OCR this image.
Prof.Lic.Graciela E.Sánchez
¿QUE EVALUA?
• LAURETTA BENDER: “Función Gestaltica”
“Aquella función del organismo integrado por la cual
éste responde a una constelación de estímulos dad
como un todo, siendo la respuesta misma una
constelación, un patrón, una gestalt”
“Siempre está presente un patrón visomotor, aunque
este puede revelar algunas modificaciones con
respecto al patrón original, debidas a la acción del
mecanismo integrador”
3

——————————

● What you need to do
Return every line holding the word "patrón" from the records.

● Answer to the problem
constelación, un patrón, una gestalt”
“Siempre está presente un patrón visomotor, aunque
respecto al patrón original, debidas a la acción del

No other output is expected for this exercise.